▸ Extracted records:
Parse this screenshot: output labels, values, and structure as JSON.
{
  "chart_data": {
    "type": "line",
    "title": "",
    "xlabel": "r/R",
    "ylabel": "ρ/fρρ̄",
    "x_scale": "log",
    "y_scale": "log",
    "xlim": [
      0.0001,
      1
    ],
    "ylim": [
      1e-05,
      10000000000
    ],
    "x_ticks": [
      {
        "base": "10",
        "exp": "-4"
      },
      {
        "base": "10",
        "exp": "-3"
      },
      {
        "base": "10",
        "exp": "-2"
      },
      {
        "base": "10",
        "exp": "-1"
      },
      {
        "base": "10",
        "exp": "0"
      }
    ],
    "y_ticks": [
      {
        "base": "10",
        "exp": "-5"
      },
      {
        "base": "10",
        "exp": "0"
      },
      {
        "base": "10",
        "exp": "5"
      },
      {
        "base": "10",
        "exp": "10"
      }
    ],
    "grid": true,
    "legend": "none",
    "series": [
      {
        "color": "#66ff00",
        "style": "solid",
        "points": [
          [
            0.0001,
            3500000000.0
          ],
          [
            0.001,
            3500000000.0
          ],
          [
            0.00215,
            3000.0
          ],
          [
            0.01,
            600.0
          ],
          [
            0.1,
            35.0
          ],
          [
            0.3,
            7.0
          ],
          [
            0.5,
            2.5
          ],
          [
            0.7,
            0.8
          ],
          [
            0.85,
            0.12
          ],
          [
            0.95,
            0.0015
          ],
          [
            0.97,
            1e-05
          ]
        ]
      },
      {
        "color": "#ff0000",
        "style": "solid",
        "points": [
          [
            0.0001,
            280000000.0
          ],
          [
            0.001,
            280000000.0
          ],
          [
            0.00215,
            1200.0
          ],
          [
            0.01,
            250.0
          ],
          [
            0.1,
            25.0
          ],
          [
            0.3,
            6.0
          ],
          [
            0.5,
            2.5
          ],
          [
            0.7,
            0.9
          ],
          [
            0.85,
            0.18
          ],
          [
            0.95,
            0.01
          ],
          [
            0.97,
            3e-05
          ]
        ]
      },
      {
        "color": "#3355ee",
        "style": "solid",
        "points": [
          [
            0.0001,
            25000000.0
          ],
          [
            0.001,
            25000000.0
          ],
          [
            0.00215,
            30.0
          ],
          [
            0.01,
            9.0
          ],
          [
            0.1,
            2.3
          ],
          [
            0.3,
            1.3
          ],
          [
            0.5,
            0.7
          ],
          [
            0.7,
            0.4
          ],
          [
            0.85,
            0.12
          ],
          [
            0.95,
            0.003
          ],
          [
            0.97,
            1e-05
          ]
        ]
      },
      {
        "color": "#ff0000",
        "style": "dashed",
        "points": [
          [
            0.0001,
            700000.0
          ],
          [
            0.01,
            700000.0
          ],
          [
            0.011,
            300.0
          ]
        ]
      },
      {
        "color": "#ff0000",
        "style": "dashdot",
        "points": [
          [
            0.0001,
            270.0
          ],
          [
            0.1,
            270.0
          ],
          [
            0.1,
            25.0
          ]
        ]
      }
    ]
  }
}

▸ TASK TO COMPLETE: Print the records once more, exactly as they were given.

▸ TASK OUTPUT:
Parse this screenshot: output labels, values, and structure as JSON.
{
  "chart_data": {
    "type": "line",
    "title": "",
    "xlabel": "r/R",
    "ylabel": "ρ/fρρ̄",
    "x_scale": "log",
    "y_scale": "log",
    "xlim": [
      0.0001,
      1
    ],
    "ylim": [
      1e-05,
      10000000000
    ],
    "x_ticks": [
      {
        "base": "10",
        "exp": "-4"
      },
      {
        "base": "10",
        "exp": "-3"
      },
      {
        "base": "10",
        "exp": "-2"
      },
      {
        "base": "10",
        "exp": "-1"
      },
      {
        "base": "10",
        "exp": "0"
      }
    ],
    "y_ticks": [
      {
        "base": "10",
        "exp": "-5"
      },
      {
        "base": "10",
        "exp": "0"
      },
      {
        "base": "10",
        "exp": "5"
      },
      {
        "base": "10",
        "exp": "10"
      }
    ],
    "grid": true,
    "legend": "none",
    "series": [
      {
        "color": "#66ff00",
        "style": "solid",
        "points": [
          [
            0.0001,
            3500000000.0
          ],
          [
            0.001,
            3500000000.0
          ],
          [
            0.00215,
            3000.0
          ],
          [
            0.01,
            600.0
          ],
          [
            0.1,
            35.0
          ],
          [
            0.3,
            7.0
          ],
          [
            0.5,
            2.5
          ],
          [
            0.7,
            0.8
          ],
          [
            0.85,
            0.12
          ],
          [
            0.95,
            0.0015
          ],
          [
            0.97,
            1e-05
          ]
        ]
      },
      {
        "color": "#ff0000",
        "style": "solid",
        "points": [
          [
            0.0001,
            280000000.0
          ],
          [
            0.001,
            280000000.0
          ],
          [
            0.00215,
            1200.0
          ],
          [
            0.01,
            250.0
          ],
          [
            0.1,
            25.0
          ],
          [
            0.3,
            6.0
          ],
          [
            0.5,
            2.5
          ],
          [
            0.7,
            0.9
          ],
          [
            0.85,
            0.18
          ],
          [
            0.95,
            0.01
          ],
          [
            0.97,
            3e-05
          ]
        ]
      },
      {
        "color": "#3355ee",
        "style": "solid",
        "points": [
          [
            0.0001,
            25000000.0
          ],
          [
            0.001,
            25000000.0
          ],
          [
            0.00215,
            30.0
          ],
          [
            0.01,
            9.0
          ],
          [
            0.1,
            2.3
          ],
          [
            0.3,
            1.3
          ],
          [
            0.5,
            0.7
          ],
          [
            0.7,
            0.4
          ],
          [
            0.85,
            0.12
          ],
          [
            0.95,
            0.003
          ],
          [
            0.97,
            1e-05
          ]
        ]
      },
      {
        "color": "#ff0000",
        "style": "dashed",
        "points": [
          [
            0.0001,
            700000.0
          ],
          [
            0.01,
            700000.0
          ],
          [
            0.011,
            300.0
          ]
        ]
      },
      {
        "color": "#ff0000",
        "style": "dashdot",
        "points": [
          [
            0.0001,
            270.0
          ],
          [
            0.1,
            270.0
          ],
          [
            0.1,
            25.0
          ]
        ]
      }
    ]
  }
}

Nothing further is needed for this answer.